• **Required task**
Repeat each record below exactly, dropping the pictures.

• **Input data**
++++++

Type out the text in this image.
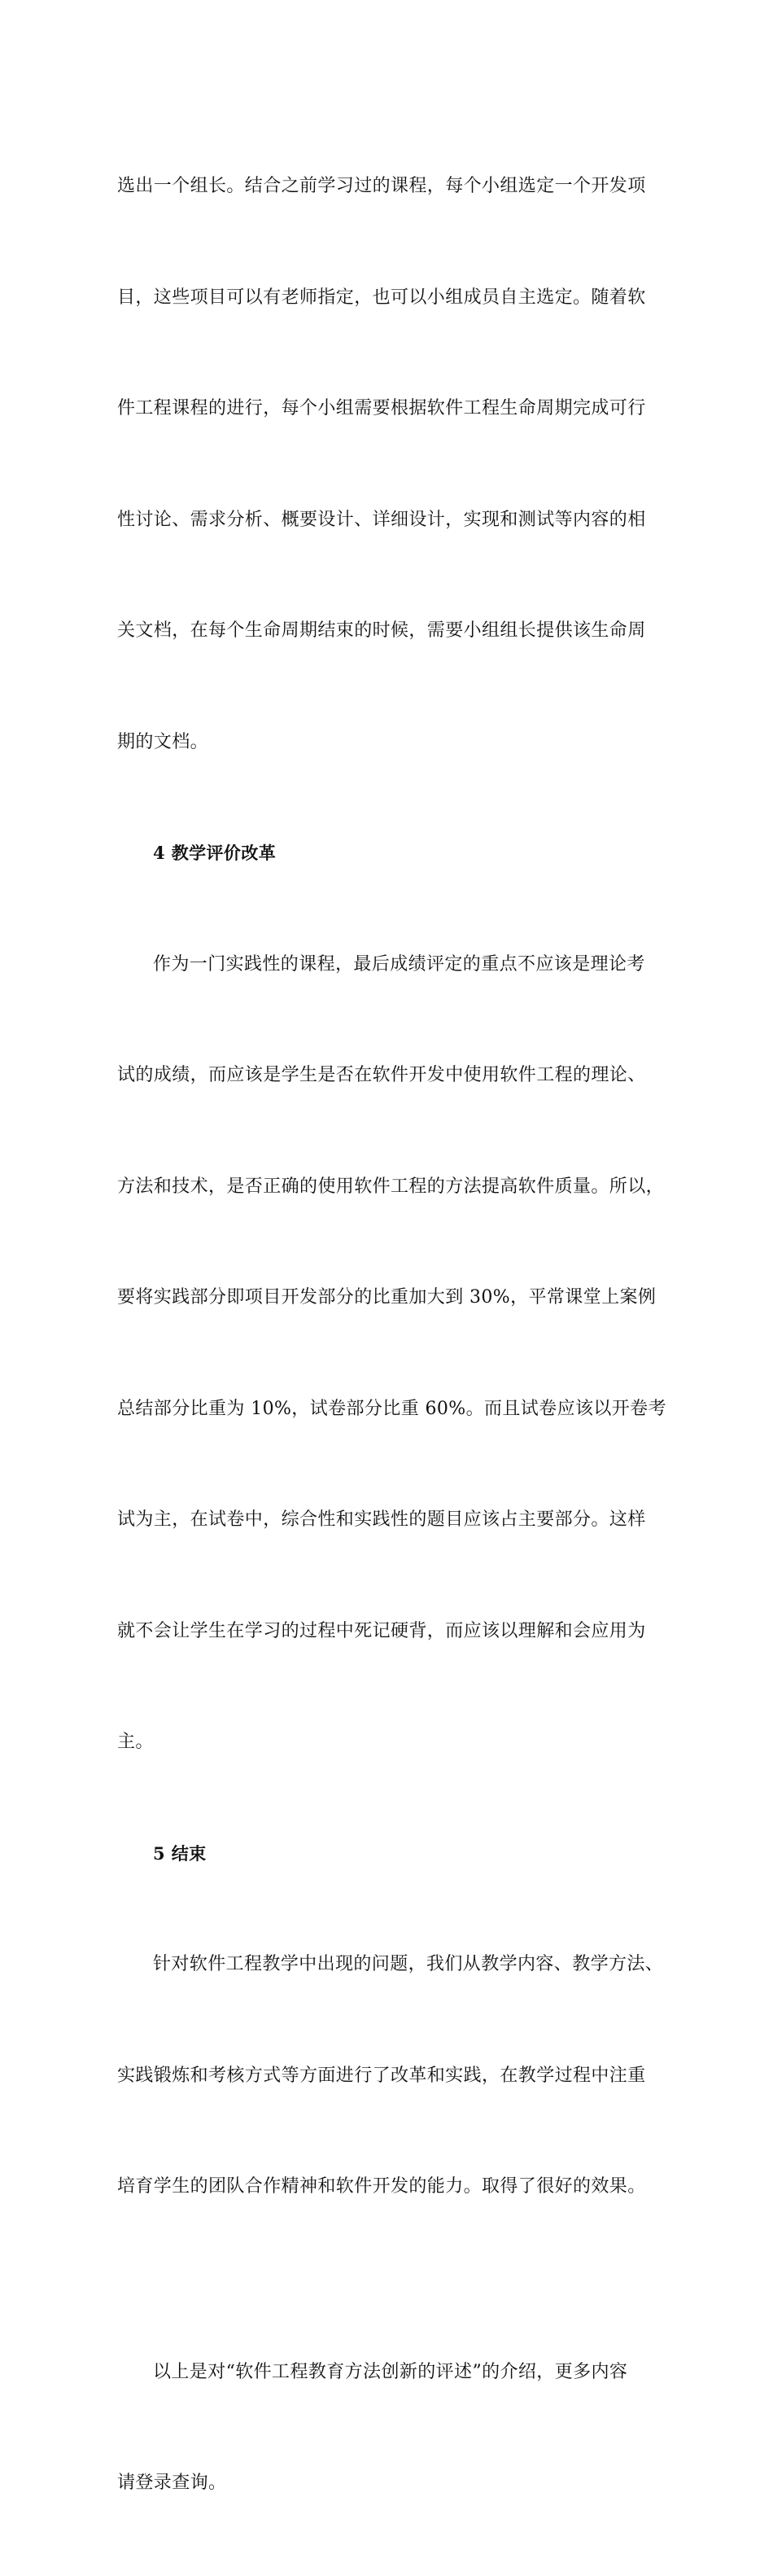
选出一个组长。结合之前学习过的课程，每个小组选定一个开发项

目，这些项目可以有老师指定，也可以小组成员自主选定。随着软

件工程课程的进行，每个小组需要根据软件工程生命周期完成可行

性讨论、需求分析、概要设计、详细设计，实现和测试等内容的相

关文档，在每个生命周期结束的时候，需要小组组长提供该生命周

期的文档。

4 教学评价改革

作为一门实践性的课程，最后成绩评定的重点不应该是理论考

试的成绩，而应该是学生是否在软件开发中使用软件工程的理论、

方法和技术，是否正确的使用软件工程的方法提高软件质量。所以，

要将实践部分即项目开发部分的比重加大到 30%，平常课堂上案例

总结部分比重为 10%，试卷部分比重 60%。而且试卷应该以开卷考

试为主，在试卷中，综合性和实践性的题目应该占主要部分。这样

就不会让学生在学习的过程中死记硬背，而应该以理解和会应用为

主。

5 结束

针对软件工程教学中出现的问题，我们从教学内容、教学方法、

实践锻炼和考核方式等方面进行了改革和实践，在教学过程中注重

培育学生的团队合作精神和软件开发的能力。取得了很好的效果。

以上是对“软件工程教育方法创新的评述”的介绍，更多内容

请登录查询。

++++++

• **Answer to the problem**
Type out the text in this image.
选出一个组长。结合之前学习过的课程，每个小组选定一个开发项

目，这些项目可以有老师指定，也可以小组成员自主选定。随着软

件工程课程的进行，每个小组需要根据软件工程生命周期完成可行

性讨论、需求分析、概要设计、详细设计，实现和测试等内容的相

关文档，在每个生命周期结束的时候，需要小组组长提供该生命周

期的文档。

4 教学评价改革

作为一门实践性的课程，最后成绩评定的重点不应该是理论考

试的成绩，而应该是学生是否在软件开发中使用软件工程的理论、

方法和技术，是否正确的使用软件工程的方法提高软件质量。所以，

要将实践部分即项目开发部分的比重加大到 30%，平常课堂上案例

总结部分比重为 10%，试卷部分比重 60%。而且试卷应该以开卷考

试为主，在试卷中，综合性和实践性的题目应该占主要部分。这样

就不会让学生在学习的过程中死记硬背，而应该以理解和会应用为

主。

5 结束

针对软件工程教学中出现的问题，我们从教学内容、教学方法、

实践锻炼和考核方式等方面进行了改革和实践，在教学过程中注重

培育学生的团队合作精神和软件开发的能力。取得了很好的效果。

以上是对“软件工程教育方法创新的评述”的介绍，更多内容

请登录查询。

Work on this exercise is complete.